* TASK OBJECTIVE
Output every line of the data exactly as it appears.

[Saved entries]
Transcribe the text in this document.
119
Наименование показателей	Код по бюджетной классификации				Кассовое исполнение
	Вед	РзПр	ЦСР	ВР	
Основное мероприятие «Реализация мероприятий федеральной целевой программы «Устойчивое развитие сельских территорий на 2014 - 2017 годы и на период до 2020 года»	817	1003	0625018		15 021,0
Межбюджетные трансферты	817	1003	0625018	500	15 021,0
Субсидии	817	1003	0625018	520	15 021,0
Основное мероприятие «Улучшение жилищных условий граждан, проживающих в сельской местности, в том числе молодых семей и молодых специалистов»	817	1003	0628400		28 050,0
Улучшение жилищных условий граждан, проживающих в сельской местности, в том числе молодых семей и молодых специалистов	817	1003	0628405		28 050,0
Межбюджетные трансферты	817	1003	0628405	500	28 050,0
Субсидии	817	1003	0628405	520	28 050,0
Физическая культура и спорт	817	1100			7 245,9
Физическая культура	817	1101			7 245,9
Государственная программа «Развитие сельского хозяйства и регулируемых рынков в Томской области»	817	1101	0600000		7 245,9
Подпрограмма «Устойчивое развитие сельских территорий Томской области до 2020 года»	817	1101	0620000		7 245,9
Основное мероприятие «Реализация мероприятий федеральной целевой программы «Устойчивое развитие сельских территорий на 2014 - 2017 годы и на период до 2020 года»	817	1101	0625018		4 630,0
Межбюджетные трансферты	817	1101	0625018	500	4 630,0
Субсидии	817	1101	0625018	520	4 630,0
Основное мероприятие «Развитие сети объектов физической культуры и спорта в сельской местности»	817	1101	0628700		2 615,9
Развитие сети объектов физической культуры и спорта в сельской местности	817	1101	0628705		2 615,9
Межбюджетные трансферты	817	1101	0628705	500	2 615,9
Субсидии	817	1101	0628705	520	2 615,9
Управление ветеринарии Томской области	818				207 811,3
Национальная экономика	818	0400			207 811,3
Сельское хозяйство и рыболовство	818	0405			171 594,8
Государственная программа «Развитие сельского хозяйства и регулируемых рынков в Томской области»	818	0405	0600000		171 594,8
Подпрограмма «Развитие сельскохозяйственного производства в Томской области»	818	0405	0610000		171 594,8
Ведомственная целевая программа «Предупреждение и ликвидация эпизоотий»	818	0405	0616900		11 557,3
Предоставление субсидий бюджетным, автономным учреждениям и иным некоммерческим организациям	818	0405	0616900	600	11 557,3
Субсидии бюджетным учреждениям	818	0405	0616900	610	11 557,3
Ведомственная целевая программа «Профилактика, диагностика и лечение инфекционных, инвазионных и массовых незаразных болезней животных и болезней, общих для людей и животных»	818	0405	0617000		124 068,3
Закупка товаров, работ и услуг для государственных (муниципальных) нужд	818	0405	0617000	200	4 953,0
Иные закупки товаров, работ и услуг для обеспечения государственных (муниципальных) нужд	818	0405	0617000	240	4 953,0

* OUTPUT OF THE EXERCISE
Transcribe the text in this document.
119
Наименование показателей	Код по бюджетной классификации				Кассовое исполнение
	Вед	РзПр	ЦСР	ВР	
Основное мероприятие «Реализация мероприятий федеральной целевой программы «Устойчивое развитие сельских территорий на 2014 - 2017 годы и на период до 2020 года»	817	1003	0625018		15 021,0
Межбюджетные трансферты	817	1003	0625018	500	15 021,0
Субсидии	817	1003	0625018	520	15 021,0
Основное мероприятие «Улучшение жилищных условий граждан, проживающих в сельской местности, в том числе молодых семей и молодых специалистов»	817	1003	0628400		28 050,0
Улучшение жилищных условий граждан, проживающих в сельской местности, в том числе молодых семей и молодых специалистов	817	1003	0628405		28 050,0
Межбюджетные трансферты	817	1003	0628405	500	28 050,0
Субсидии	817	1003	0628405	520	28 050,0
Физическая культура и спорт	817	1100			7 245,9
Физическая культура	817	1101			7 245,9
Государственная программа «Развитие сельского хозяйства и регулируемых рынков в Томской области»	817	1101	0600000		7 245,9
Подпрограмма «Устойчивое развитие сельских территорий Томской области до 2020 года»	817	1101	0620000		7 245,9
Основное мероприятие «Реализация мероприятий федеральной целевой программы «Устойчивое развитие сельских территорий на 2014 - 2017 годы и на период до 2020 года»	817	1101	0625018		4 630,0
Межбюджетные трансферты	817	1101	0625018	500	4 630,0
Субсидии	817	1101	0625018	520	4 630,0
Основное мероприятие «Развитие сети объектов физической культуры и спорта в сельской местности»	817	1101	0628700		2 615,9
Развитие сети объектов физической культуры и спорта в сельской местности	817	1101	0628705		2 615,9
Межбюджетные трансферты	817	1101	0628705	500	2 615,9
Субсидии	817	1101	0628705	520	2 615,9
Управление ветеринарии Томской области	818				207 811,3
Национальная экономика	818	0400			207 811,3
Сельское хозяйство и рыболовство	818	0405			171 594,8
Государственная программа «Развитие сельского хозяйства и регулируемых рынков в Томской области»	818	0405	0600000		171 594,8
Подпрограмма «Развитие сельскохозяйственного производства в Томской области»	818	0405	0610000		171 594,8
Ведомственная целевая программа «Предупреждение и ликвидация эпизоотий»	818	0405	0616900		11 557,3
Предоставление субсидий бюджетным, автономным учреждениям и иным некоммерческим организациям	818	0405	0616900	600	11 557,3
Субсидии бюджетным учреждениям	818	0405	0616900	610	11 557,3
Ведомственная целевая программа «Профилактика, диагностика и лечение инфекционных, инвазионных и массовых незаразных болезней животных и болезней, общих для людей и животных»	818	0405	0617000		124 068,3
Закупка товаров, работ и услуг для государственных (муниципальных) нужд	818	0405	0617000	200	4 953,0
Иные закупки товаров, работ и услуг для обеспечения государственных (муниципальных) нужд	818	0405	0617000	240	4 953,0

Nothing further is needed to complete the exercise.